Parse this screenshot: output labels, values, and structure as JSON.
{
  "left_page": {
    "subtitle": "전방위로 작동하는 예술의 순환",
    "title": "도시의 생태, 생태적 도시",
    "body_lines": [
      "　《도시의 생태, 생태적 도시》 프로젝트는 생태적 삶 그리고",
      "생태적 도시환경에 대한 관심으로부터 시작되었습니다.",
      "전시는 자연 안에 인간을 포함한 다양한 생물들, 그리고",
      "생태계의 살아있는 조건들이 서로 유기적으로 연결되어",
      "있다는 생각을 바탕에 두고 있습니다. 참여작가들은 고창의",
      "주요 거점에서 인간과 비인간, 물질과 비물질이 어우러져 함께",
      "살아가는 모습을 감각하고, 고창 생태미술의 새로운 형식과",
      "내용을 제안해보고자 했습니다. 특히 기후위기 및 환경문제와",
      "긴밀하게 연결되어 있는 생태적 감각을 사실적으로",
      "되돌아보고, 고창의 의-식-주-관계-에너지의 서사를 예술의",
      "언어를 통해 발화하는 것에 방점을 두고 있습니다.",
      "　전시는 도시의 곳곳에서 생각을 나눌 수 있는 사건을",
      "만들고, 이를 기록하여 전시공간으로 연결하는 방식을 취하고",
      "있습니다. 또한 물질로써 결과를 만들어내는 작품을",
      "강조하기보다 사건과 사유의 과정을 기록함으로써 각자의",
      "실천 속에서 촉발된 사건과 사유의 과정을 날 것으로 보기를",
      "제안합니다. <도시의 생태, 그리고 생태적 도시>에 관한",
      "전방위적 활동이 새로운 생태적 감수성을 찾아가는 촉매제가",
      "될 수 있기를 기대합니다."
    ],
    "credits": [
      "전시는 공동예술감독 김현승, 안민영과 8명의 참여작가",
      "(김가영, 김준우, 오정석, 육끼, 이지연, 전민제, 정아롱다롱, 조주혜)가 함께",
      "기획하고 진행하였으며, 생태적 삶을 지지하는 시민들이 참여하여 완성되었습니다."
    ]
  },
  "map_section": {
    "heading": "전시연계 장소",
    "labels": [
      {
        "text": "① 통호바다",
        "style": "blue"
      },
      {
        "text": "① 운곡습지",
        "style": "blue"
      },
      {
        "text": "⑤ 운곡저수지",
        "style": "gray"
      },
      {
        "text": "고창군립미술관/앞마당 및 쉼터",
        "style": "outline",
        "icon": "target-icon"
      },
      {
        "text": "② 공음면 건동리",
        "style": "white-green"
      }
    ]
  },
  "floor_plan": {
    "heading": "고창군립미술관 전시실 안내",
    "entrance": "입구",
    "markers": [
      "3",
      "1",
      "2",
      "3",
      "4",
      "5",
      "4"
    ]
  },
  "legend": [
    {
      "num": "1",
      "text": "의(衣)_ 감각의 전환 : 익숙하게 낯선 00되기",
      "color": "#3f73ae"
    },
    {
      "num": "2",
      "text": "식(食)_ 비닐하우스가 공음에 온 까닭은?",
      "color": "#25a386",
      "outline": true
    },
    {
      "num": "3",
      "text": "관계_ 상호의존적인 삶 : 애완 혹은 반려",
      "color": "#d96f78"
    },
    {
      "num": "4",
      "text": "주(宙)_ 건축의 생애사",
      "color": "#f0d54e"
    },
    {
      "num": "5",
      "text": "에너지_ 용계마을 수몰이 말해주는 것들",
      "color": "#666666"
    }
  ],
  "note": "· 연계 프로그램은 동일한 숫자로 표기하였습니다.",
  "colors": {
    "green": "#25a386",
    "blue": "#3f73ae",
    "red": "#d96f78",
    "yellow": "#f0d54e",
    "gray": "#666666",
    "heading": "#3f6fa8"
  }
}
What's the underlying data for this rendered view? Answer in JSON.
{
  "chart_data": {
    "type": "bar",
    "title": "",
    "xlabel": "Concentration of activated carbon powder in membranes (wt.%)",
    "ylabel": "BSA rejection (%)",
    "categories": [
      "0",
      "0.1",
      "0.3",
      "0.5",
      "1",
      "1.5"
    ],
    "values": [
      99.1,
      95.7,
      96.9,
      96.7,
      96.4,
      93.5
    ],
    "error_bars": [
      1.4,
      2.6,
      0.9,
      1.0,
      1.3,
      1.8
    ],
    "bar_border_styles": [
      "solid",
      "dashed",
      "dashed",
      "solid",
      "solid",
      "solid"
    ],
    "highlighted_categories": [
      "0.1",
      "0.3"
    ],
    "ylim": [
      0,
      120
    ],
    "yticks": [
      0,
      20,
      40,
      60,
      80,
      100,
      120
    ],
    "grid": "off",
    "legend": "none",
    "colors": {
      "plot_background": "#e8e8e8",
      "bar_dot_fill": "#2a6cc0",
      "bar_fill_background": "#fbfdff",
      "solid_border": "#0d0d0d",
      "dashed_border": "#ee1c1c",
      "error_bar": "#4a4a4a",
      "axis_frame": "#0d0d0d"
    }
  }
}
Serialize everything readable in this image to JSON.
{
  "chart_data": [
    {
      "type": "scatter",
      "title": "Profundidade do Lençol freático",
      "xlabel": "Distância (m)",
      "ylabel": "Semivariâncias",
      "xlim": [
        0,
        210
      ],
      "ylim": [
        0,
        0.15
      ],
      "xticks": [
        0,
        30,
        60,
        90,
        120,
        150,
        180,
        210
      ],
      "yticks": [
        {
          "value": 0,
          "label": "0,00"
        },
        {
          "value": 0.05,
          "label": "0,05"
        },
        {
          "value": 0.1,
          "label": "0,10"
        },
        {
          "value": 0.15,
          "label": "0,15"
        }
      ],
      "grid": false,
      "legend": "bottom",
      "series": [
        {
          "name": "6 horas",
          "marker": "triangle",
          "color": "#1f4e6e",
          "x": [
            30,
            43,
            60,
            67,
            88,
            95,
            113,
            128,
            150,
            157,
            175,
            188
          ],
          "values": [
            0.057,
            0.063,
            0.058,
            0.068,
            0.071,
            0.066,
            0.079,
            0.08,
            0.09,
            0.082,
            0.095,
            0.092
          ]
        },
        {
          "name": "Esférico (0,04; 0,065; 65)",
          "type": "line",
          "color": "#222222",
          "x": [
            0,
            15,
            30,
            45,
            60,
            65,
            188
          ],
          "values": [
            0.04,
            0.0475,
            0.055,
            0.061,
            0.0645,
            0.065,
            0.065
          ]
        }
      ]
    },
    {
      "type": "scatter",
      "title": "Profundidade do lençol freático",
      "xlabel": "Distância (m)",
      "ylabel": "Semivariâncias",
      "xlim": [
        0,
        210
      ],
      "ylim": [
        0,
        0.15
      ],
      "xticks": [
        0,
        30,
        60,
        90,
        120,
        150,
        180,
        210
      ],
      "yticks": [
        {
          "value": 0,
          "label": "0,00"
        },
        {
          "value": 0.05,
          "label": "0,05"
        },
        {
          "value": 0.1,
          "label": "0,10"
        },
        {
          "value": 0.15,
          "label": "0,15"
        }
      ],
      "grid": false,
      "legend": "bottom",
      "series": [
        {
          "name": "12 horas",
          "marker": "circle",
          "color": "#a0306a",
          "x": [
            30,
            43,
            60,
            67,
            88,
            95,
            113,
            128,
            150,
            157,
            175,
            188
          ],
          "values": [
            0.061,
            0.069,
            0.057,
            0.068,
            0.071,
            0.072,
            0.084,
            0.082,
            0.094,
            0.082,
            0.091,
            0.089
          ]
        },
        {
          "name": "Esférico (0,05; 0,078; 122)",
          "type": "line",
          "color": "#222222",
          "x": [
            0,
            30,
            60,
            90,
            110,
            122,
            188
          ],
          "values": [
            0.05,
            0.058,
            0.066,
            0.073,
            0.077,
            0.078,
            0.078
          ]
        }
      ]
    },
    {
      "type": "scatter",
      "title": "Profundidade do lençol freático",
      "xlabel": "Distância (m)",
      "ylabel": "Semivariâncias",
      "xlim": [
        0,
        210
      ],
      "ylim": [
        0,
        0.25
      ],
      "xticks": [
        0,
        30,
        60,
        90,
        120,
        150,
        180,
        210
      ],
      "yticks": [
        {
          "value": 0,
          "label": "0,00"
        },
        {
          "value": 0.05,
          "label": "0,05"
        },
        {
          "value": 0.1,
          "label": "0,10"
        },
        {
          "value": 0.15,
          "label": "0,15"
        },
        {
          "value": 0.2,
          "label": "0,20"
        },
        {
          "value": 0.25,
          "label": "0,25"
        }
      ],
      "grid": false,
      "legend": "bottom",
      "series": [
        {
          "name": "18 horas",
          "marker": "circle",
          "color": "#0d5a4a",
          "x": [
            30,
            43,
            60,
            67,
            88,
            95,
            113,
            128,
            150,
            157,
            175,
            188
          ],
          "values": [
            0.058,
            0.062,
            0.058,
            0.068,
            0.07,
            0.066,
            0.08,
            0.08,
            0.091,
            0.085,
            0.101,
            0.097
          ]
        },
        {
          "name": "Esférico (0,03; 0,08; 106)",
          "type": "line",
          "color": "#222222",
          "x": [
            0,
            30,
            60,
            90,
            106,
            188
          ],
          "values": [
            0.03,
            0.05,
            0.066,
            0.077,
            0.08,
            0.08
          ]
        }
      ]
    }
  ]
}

• _What is needed_: Choose all lines containing the string "labels" and copy them out.

• _Solution for this problem_:
Parse this screenshot: output labels, values, and structure as JSON.
    "labels": [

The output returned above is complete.